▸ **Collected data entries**
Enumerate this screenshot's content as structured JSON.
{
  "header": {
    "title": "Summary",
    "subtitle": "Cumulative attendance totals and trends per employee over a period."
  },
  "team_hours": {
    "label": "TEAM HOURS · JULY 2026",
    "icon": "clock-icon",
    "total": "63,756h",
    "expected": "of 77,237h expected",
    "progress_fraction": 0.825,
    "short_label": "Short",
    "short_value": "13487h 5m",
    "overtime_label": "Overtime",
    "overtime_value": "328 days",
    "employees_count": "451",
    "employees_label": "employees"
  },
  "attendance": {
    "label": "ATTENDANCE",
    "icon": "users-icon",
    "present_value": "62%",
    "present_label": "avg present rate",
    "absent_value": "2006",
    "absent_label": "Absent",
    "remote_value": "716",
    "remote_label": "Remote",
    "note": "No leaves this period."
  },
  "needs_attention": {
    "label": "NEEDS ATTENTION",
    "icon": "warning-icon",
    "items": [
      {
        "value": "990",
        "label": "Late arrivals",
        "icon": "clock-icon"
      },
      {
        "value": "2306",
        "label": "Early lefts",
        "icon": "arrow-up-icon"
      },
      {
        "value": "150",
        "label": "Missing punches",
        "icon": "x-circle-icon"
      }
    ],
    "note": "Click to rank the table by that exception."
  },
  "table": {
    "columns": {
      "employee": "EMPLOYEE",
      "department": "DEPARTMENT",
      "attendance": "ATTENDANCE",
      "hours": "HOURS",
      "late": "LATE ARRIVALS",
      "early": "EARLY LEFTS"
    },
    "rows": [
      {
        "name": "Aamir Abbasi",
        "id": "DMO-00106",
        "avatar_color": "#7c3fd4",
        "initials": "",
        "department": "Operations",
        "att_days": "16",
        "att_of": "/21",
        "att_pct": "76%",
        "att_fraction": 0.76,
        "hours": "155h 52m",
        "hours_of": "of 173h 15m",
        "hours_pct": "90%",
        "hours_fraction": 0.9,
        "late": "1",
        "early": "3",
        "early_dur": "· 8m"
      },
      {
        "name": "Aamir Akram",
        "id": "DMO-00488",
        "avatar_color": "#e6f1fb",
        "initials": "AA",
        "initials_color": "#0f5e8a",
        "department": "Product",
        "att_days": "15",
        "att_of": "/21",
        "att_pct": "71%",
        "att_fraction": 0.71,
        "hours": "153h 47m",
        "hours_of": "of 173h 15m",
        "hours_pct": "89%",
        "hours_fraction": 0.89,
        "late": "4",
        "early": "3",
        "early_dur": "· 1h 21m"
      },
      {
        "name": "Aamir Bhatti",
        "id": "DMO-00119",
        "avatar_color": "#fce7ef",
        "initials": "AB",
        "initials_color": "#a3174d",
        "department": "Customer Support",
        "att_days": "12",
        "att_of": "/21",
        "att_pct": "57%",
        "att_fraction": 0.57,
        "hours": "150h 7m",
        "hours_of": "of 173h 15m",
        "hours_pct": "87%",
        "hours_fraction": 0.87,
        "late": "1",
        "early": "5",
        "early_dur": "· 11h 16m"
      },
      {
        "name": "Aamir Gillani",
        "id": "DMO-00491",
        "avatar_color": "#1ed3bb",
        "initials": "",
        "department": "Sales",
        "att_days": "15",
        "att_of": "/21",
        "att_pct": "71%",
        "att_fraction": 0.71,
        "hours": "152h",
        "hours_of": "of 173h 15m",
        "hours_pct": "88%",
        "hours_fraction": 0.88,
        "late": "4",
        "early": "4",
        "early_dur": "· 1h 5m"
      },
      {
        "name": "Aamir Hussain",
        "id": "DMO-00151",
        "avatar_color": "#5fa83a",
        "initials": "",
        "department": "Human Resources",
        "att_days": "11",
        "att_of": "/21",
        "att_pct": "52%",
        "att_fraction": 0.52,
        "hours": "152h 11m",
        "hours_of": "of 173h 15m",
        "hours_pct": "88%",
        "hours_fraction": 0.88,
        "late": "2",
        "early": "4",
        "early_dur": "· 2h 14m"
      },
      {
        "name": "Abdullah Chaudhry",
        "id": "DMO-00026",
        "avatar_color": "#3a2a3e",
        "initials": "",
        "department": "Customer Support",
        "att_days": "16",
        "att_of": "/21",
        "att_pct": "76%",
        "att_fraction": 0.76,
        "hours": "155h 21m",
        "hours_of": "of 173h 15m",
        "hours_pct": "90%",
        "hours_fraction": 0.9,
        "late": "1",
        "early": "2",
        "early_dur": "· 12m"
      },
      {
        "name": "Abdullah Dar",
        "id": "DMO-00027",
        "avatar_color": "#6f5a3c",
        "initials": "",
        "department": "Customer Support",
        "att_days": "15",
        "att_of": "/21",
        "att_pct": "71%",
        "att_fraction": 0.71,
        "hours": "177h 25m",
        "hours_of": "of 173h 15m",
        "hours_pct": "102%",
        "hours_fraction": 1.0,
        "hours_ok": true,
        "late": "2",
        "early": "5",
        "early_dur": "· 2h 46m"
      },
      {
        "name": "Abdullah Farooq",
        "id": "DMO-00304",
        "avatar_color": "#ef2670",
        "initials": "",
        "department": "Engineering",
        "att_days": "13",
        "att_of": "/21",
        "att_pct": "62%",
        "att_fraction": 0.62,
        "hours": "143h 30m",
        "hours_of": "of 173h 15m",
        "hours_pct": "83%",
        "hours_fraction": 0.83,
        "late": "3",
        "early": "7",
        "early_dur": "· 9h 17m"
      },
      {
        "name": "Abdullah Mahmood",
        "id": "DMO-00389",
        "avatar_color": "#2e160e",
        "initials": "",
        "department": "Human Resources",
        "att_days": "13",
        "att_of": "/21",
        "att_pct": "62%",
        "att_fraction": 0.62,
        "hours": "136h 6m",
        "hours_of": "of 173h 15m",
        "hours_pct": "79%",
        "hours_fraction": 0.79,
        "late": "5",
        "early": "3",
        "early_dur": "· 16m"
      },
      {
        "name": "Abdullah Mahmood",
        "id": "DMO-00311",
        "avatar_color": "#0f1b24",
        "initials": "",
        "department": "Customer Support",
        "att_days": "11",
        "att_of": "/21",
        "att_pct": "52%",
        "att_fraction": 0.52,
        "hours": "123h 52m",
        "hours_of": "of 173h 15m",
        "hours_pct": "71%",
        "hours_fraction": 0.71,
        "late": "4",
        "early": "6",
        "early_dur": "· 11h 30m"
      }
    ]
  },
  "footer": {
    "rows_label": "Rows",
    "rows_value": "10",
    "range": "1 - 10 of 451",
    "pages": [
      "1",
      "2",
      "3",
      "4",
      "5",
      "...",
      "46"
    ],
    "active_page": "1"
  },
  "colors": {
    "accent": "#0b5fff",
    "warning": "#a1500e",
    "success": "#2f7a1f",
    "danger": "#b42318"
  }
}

▸ **TASK GOAL**
Retype each record exactly, leaving nothing out.

▸ **RESPONSE BELOW**
Enumerate this screenshot's content as structured JSON.
{
  "header": {
    "title": "Summary",
    "subtitle": "Cumulative attendance totals and trends per employee over a period."
  },
  "team_hours": {
    "label": "TEAM HOURS · JULY 2026",
    "icon": "clock-icon",
    "total": "63,756h",
    "expected": "of 77,237h expected",
    "progress_fraction": 0.825,
    "short_label": "Short",
    "short_value": "13487h 5m",
    "overtime_label": "Overtime",
    "overtime_value": "328 days",
    "employees_count": "451",
    "employees_label": "employees"
  },
  "attendance": {
    "label": "ATTENDANCE",
    "icon": "users-icon",
    "present_value": "62%",
    "present_label": "avg present rate",
    "absent_value": "2006",
    "absent_label": "Absent",
    "remote_value": "716",
    "remote_label": "Remote",
    "note": "No leaves this period."
  },
  "needs_attention": {
    "label": "NEEDS ATTENTION",
    "icon": "warning-icon",
    "items": [
      {
        "value": "990",
        "label": "Late arrivals",
        "icon": "clock-icon"
      },
      {
        "value": "2306",
        "label": "Early lefts",
        "icon": "arrow-up-icon"
      },
      {
        "value": "150",
        "label": "Missing punches",
        "icon": "x-circle-icon"
      }
    ],
    "note": "Click to rank the table by that exception."
  },
  "table": {
    "columns": {
      "employee": "EMPLOYEE",
      "department": "DEPARTMENT",
      "attendance": "ATTENDANCE",
      "hours": "HOURS",
      "late": "LATE ARRIVALS",
      "early": "EARLY LEFTS"
    },
    "rows": [
      {
        "name": "Aamir Abbasi",
        "id": "DMO-00106",
        "avatar_color": "#7c3fd4",
        "initials": "",
        "department": "Operations",
        "att_days": "16",
        "att_of": "/21",
        "att_pct": "76%",
        "att_fraction": 0.76,
        "hours": "155h 52m",
        "hours_of": "of 173h 15m",
        "hours_pct": "90%",
        "hours_fraction": 0.9,
        "late": "1",
        "early": "3",
        "early_dur": "· 8m"
      },
      {
        "name": "Aamir Akram",
        "id": "DMO-00488",
        "avatar_color": "#e6f1fb",
        "initials": "AA",
        "initials_color": "#0f5e8a",
        "department": "Product",
        "att_days": "15",
        "att_of": "/21",
        "att_pct": "71%",
        "att_fraction": 0.71,
        "hours": "153h 47m",
        "hours_of": "of 173h 15m",
        "hours_pct": "89%",
        "hours_fraction": 0.89,
        "late": "4",
        "early": "3",
        "early_dur": "· 1h 21m"
      },
      {
        "name": "Aamir Bhatti",
        "id": "DMO-00119",
        "avatar_color": "#fce7ef",
        "initials": "AB",
        "initials_color": "#a3174d",
        "department": "Customer Support",
        "att_days": "12",
        "att_of": "/21",
        "att_pct": "57%",
        "att_fraction": 0.57,
        "hours": "150h 7m",
        "hours_of": "of 173h 15m",
        "hours_pct": "87%",
        "hours_fraction": 0.87,
        "late": "1",
        "early": "5",
        "early_dur": "· 11h 16m"
      },
      {
        "name": "Aamir Gillani",
        "id": "DMO-00491",
        "avatar_color": "#1ed3bb",
        "initials": "",
        "department": "Sales",
        "att_days": "15",
        "att_of": "/21",
        "att_pct": "71%",
        "att_fraction": 0.71,
        "hours": "152h",
        "hours_of": "of 173h 15m",
        "hours_pct": "88%",
        "hours_fraction": 0.88,
        "late": "4",
        "early": "4",
        "early_dur": "· 1h 5m"
      },
      {
        "name": "Aamir Hussain",
        "id": "DMO-00151",
        "avatar_color": "#5fa83a",
        "initials": "",
        "department": "Human Resources",
        "att_days": "11",
        "att_of": "/21",
        "att_pct": "52%",
        "att_fraction": 0.52,
        "hours": "152h 11m",
        "hours_of": "of 173h 15m",
        "hours_pct": "88%",
        "hours_fraction": 0.88,
        "late": "2",
        "early": "4",
        "early_dur": "· 2h 14m"
      },
      {
        "name": "Abdullah Chaudhry",
        "id": "DMO-00026",
        "avatar_color": "#3a2a3e",
        "initials": "",
        "department": "Customer Support",
        "att_days": "16",
        "att_of": "/21",
        "att_pct": "76%",
        "att_fraction": 0.76,
        "hours": "155h 21m",
        "hours_of": "of 173h 15m",
        "hours_pct": "90%",
        "hours_fraction": 0.9,
        "late": "1",
        "early": "2",
        "early_dur": "· 12m"
      },
      {
        "name": "Abdullah Dar",
        "id": "DMO-00027",
        "avatar_color": "#6f5a3c",
        "initials": "",
        "department": "Customer Support",
        "att_days": "15",
        "att_of": "/21",
        "att_pct": "71%",
        "att_fraction": 0.71,
        "hours": "177h 25m",
        "hours_of": "of 173h 15m",
        "hours_pct": "102%",
        "hours_fraction": 1.0,
        "hours_ok": true,
        "late": "2",
        "early": "5",
        "early_dur": "· 2h 46m"
      },
      {
        "name": "Abdullah Farooq",
        "id": "DMO-00304",
        "avatar_color": "#ef2670",
        "initials": "",
        "department": "Engineering",
        "att_days": "13",
        "att_of": "/21",
        "att_pct": "62%",
        "att_fraction": 0.62,
        "hours": "143h 30m",
        "hours_of": "of 173h 15m",
        "hours_pct": "83%",
        "hours_fraction": 0.83,
        "late": "3",
        "early": "7",
        "early_dur": "· 9h 17m"
      },
      {
        "name": "Abdullah Mahmood",
        "id": "DMO-00389",
        "avatar_color": "#2e160e",
        "initials": "",
        "department": "Human Resources",
        "att_days": "13",
        "att_of": "/21",
        "att_pct": "62%",
        "att_fraction": 0.62,
        "hours": "136h 6m",
        "hours_of": "of 173h 15m",
        "hours_pct": "79%",
        "hours_fraction": 0.79,
        "late": "5",
        "early": "3",
        "early_dur": "· 16m"
      },
      {
        "name": "Abdullah Mahmood",
        "id": "DMO-00311",
        "avatar_color": "#0f1b24",
        "initials": "",
        "department": "Customer Support",
        "att_days": "11",
        "att_of": "/21",
        "att_pct": "52%",
        "att_fraction": 0.52,
        "hours": "123h 52m",
        "hours_of": "of 173h 15m",
        "hours_pct": "71%",
        "hours_fraction": 0.71,
        "late": "4",
        "early": "6",
        "early_dur": "· 11h 30m"
      }
    ]
  },
  "footer": {
    "rows_label": "Rows",
    "rows_value": "10",
    "range": "1 - 10 of 451",
    "pages": [
      "1",
      "2",
      "3",
      "4",
      "5",
      "...",
      "46"
    ],
    "active_page": "1"
  },
  "colors": {
    "accent": "#0b5fff",
    "warning": "#a1500e",
    "success": "#2f7a1f",
    "danger": "#b42318"
  }
}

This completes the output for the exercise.